▶ [Given task]
Retype the records below word for word and omit any image.

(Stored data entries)
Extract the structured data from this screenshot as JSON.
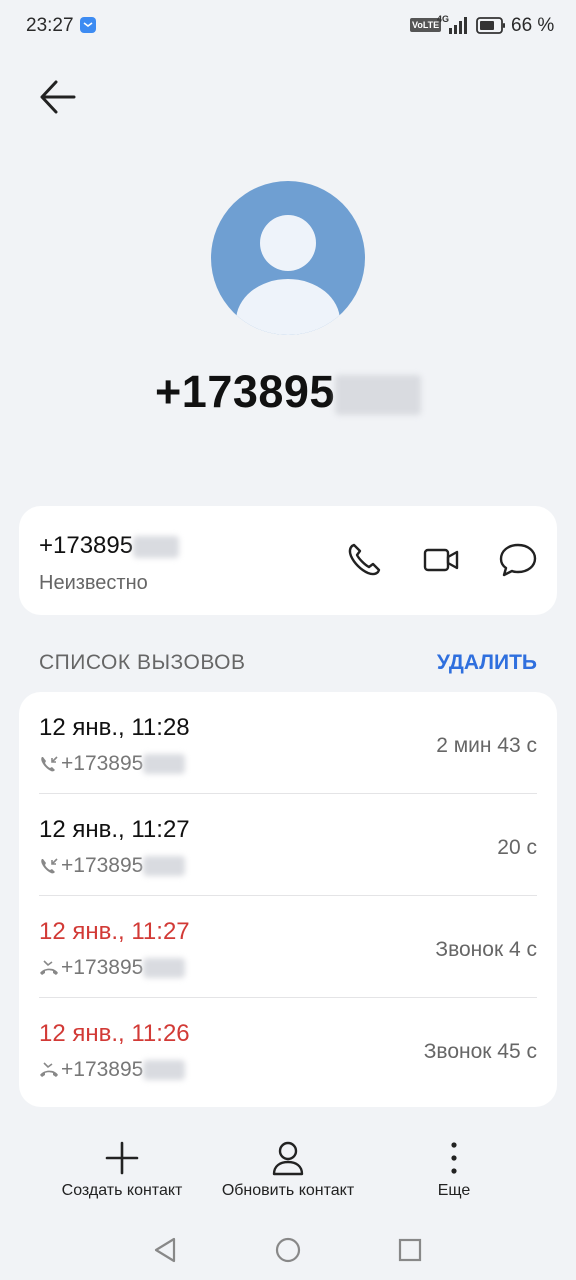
{
  "status_bar": {
    "time": "23:27",
    "volte": "VoLTE",
    "network": "4G",
    "battery": "66 %"
  },
  "contact": {
    "number_prefix": "+173895",
    "card_number_prefix": "+173895",
    "status": "Неизвестно"
  },
  "calls_section": {
    "title": "СПИСОК ВЫЗОВОВ",
    "delete_label": "УДАЛИТЬ"
  },
  "calls": [
    {
      "date": "12 янв., 11:28",
      "number": "+173895",
      "duration": "2 мин 43 с",
      "type": "incoming"
    },
    {
      "date": "12 янв., 11:27",
      "number": "+173895",
      "duration": "20 с",
      "type": "incoming"
    },
    {
      "date": "12 янв., 11:27",
      "number": "+173895",
      "duration": "Звонок 4 с",
      "type": "missed"
    },
    {
      "date": "12 янв., 11:26",
      "number": "+173895",
      "duration": "Звонок 45 с",
      "type": "missed"
    }
  ],
  "bottom_actions": {
    "create": "Создать контакт",
    "update": "Обновить контакт",
    "more": "Еще"
  },
  "colors": {
    "accent": "#2f6fde",
    "missed": "#d23a36",
    "avatar": "#6f9fd2",
    "background": "#f1f3f6"
  }
}
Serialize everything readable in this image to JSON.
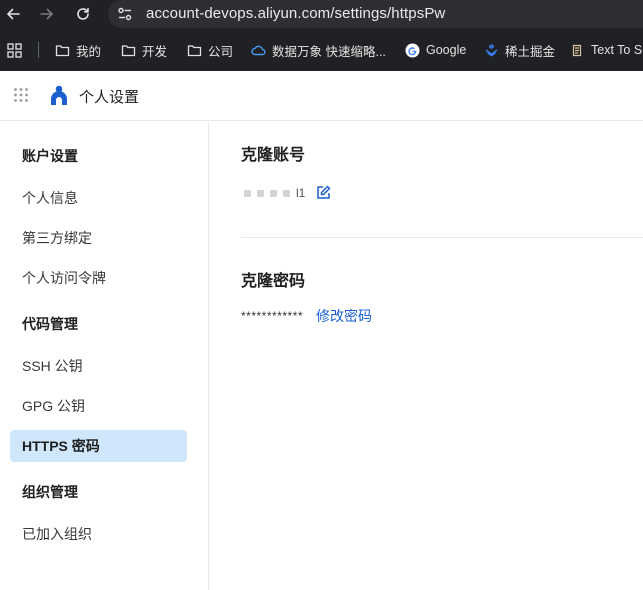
{
  "browser": {
    "url": "account-devops.aliyun.com/settings/httpsPw",
    "bookmarks": [
      {
        "label": "我的",
        "icon": "folder-icon"
      },
      {
        "label": "开发",
        "icon": "folder-icon"
      },
      {
        "label": "公司",
        "icon": "folder-icon"
      },
      {
        "label": "数据万象 快速缩略...",
        "icon": "cloud-icon"
      },
      {
        "label": "Google",
        "icon": "google-icon"
      },
      {
        "label": "稀土掘金",
        "icon": "juejin-icon"
      },
      {
        "label": "Text To S",
        "icon": "scroll-icon"
      }
    ]
  },
  "app": {
    "title": "个人设置"
  },
  "sidebar": {
    "groups": [
      {
        "label": "账户设置",
        "items": [
          {
            "label": "个人信息"
          },
          {
            "label": "第三方绑定"
          },
          {
            "label": "个人访问令牌"
          }
        ]
      },
      {
        "label": "代码管理",
        "items": [
          {
            "label": "SSH 公钥"
          },
          {
            "label": "GPG 公钥"
          },
          {
            "label": "HTTPS 密码"
          }
        ]
      },
      {
        "label": "组织管理",
        "items": [
          {
            "label": "已加入组织"
          }
        ]
      }
    ],
    "active_item": "HTTPS 密码"
  },
  "main": {
    "account_section_title": "克隆账号",
    "account_value_tail": "l1",
    "password_section_title": "克隆密码",
    "password_mask": "************",
    "change_password_label": "修改密码"
  },
  "colors": {
    "link": "#1b5fcf",
    "active_bg": "#cfe6fb",
    "chrome_bg": "#202124"
  }
}
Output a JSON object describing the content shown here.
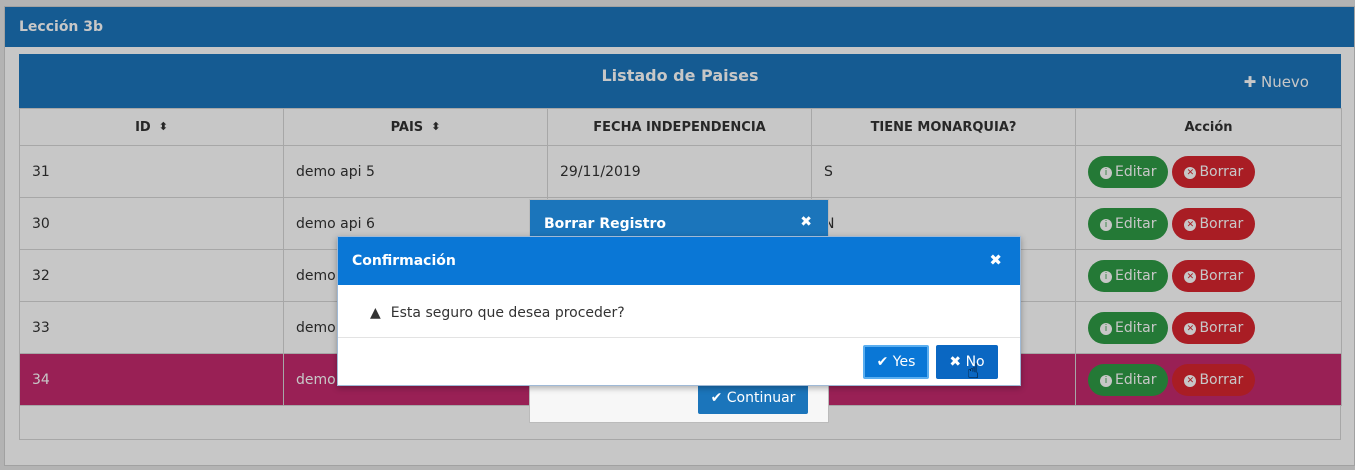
{
  "panel": {
    "title": "Lección 3b"
  },
  "table": {
    "title": "Listado de Paises",
    "new_label": "✚ Nuevo",
    "columns": [
      "ID",
      "PAIS",
      "FECHA INDEPENDENCIA",
      "TIENE MONARQUIA?",
      "Acción"
    ],
    "sort_icon": "⬍",
    "rows": [
      {
        "id": "31",
        "pais": "demo api 5",
        "fecha": "29/11/2019",
        "monarquia": "S"
      },
      {
        "id": "30",
        "pais": "demo api 6",
        "fecha": "",
        "monarquia": "N"
      },
      {
        "id": "32",
        "pais": "demo api",
        "fecha": "",
        "monarquia": ""
      },
      {
        "id": "33",
        "pais": "demo",
        "fecha": "",
        "monarquia": ""
      },
      {
        "id": "34",
        "pais": "demo",
        "fecha": "",
        "monarquia": ""
      }
    ],
    "edit_label": "Editar",
    "delete_label": "Borrar",
    "info_icon": "i",
    "close_icon": "✕"
  },
  "dialog_borrar": {
    "title": "Borrar Registro",
    "close": "✖",
    "continue_label": "✔ Continuar"
  },
  "dialog_confirm": {
    "title": "Confirmación",
    "close": "✖",
    "warning_icon": "▲",
    "message": "Esta seguro que desea proceder?",
    "yes_label": "✔ Yes",
    "no_label": "✖ No"
  },
  "colors": {
    "primary": "#1b75bb",
    "selected_row": "#c42a6d",
    "edit": "#2f9c46",
    "delete": "#d9262f"
  }
}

▶ [Correct result]
Extract the structured data from this screenshot as JSON.
{
  "status_bar": {
    "time": "23:27",
    "volte": "VoLTE",
    "network": "4G",
    "battery": "66 %"
  },
  "contact": {
    "number_prefix": "+173895",
    "card_number_prefix": "+173895",
    "status": "Неизвестно"
  },
  "calls_section": {
    "title": "СПИСОК ВЫЗОВОВ",
    "delete_label": "УДАЛИТЬ"
  },
  "calls": [
    {
      "date": "12 янв., 11:28",
      "number": "+173895",
      "duration": "2 мин 43 с",
      "type": "incoming"
    },
    {
      "date": "12 янв., 11:27",
      "number": "+173895",
      "duration": "20 с",
      "type": "incoming"
    },
    {
      "date": "12 янв., 11:27",
      "number": "+173895",
      "duration": "Звонок 4 с",
      "type": "missed"
    },
    {
      "date": "12 янв., 11:26",
      "number": "+173895",
      "duration": "Звонок 45 с",
      "type": "missed"
    }
  ],
  "bottom_actions": {
    "create": "Создать контакт",
    "update": "Обновить контакт",
    "more": "Еще"
  },
  "colors": {
    "accent": "#2f6fde",
    "missed": "#d23a36",
    "avatar": "#6f9fd2",
    "background": "#f1f3f6"
  }
}
Serialize everything readable in this image to JSON.
{
  "browser": {
    "url": "account-devops.aliyun.com/settings/httpsPw",
    "bookmarks": [
      {
        "label": "我的",
        "icon": "folder-icon"
      },
      {
        "label": "开发",
        "icon": "folder-icon"
      },
      {
        "label": "公司",
        "icon": "folder-icon"
      },
      {
        "label": "数据万象 快速缩略...",
        "icon": "cloud-icon"
      },
      {
        "label": "Google",
        "icon": "google-icon"
      },
      {
        "label": "稀土掘金",
        "icon": "juejin-icon"
      },
      {
        "label": "Text To S",
        "icon": "scroll-icon"
      }
    ]
  },
  "app": {
    "title": "个人设置"
  },
  "sidebar": {
    "groups": [
      {
        "label": "账户设置",
        "items": [
          {
            "label": "个人信息"
          },
          {
            "label": "第三方绑定"
          },
          {
            "label": "个人访问令牌"
          }
        ]
      },
      {
        "label": "代码管理",
        "items": [
          {
            "label": "SSH 公钥"
          },
          {
            "label": "GPG 公钥"
          },
          {
            "label": "HTTPS 密码"
          }
        ]
      },
      {
        "label": "组织管理",
        "items": [
          {
            "label": "已加入组织"
          }
        ]
      }
    ],
    "active_item": "HTTPS 密码"
  },
  "main": {
    "account_section_title": "克隆账号",
    "account_value_tail": "l1",
    "password_section_title": "克隆密码",
    "password_mask": "************",
    "change_password_label": "修改密码"
  },
  "colors": {
    "link": "#1b5fcf",
    "active_bg": "#cfe6fb",
    "chrome_bg": "#202124"
  }
}
Output a JSON object describing the content shown here.
{
  "panel": {
    "title": "Lección 3b"
  },
  "table": {
    "title": "Listado de Paises",
    "new_label": "✚ Nuevo",
    "columns": [
      "ID",
      "PAIS",
      "FECHA INDEPENDENCIA",
      "TIENE MONARQUIA?",
      "Acción"
    ],
    "sort_icon": "⬍",
    "rows": [
      {
        "id": "31",
        "pais": "demo api 5",
        "fecha": "29/11/2019",
        "monarquia": "S"
      },
      {
        "id": "30",
        "pais": "demo api 6",
        "fecha": "",
        "monarquia": "N"
      },
      {
        "id": "32",
        "pais": "demo api",
        "fecha": "",
        "monarquia": ""
      },
      {
        "id": "33",
        "pais": "demo",
        "fecha": "",
        "monarquia": ""
      },
      {
        "id": "34",
        "pais": "demo",
        "fecha": "",
        "monarquia": ""
      }
    ],
    "edit_label": "Editar",
    "delete_label": "Borrar",
    "info_icon": "i",
    "close_icon": "✕"
  },
  "dialog_borrar": {
    "title": "Borrar Registro",
    "close": "✖",
    "continue_label": "✔ Continuar"
  },
  "dialog_confirm": {
    "title": "Confirmación",
    "close": "✖",
    "warning_icon": "▲",
    "message": "Esta seguro que desea proceder?",
    "yes_label": "✔ Yes",
    "no_label": "✖ No"
  },
  "colors": {
    "primary": "#1b75bb",
    "selected_row": "#c42a6d",
    "edit": "#2f9c46",
    "delete": "#d9262f"
  }
}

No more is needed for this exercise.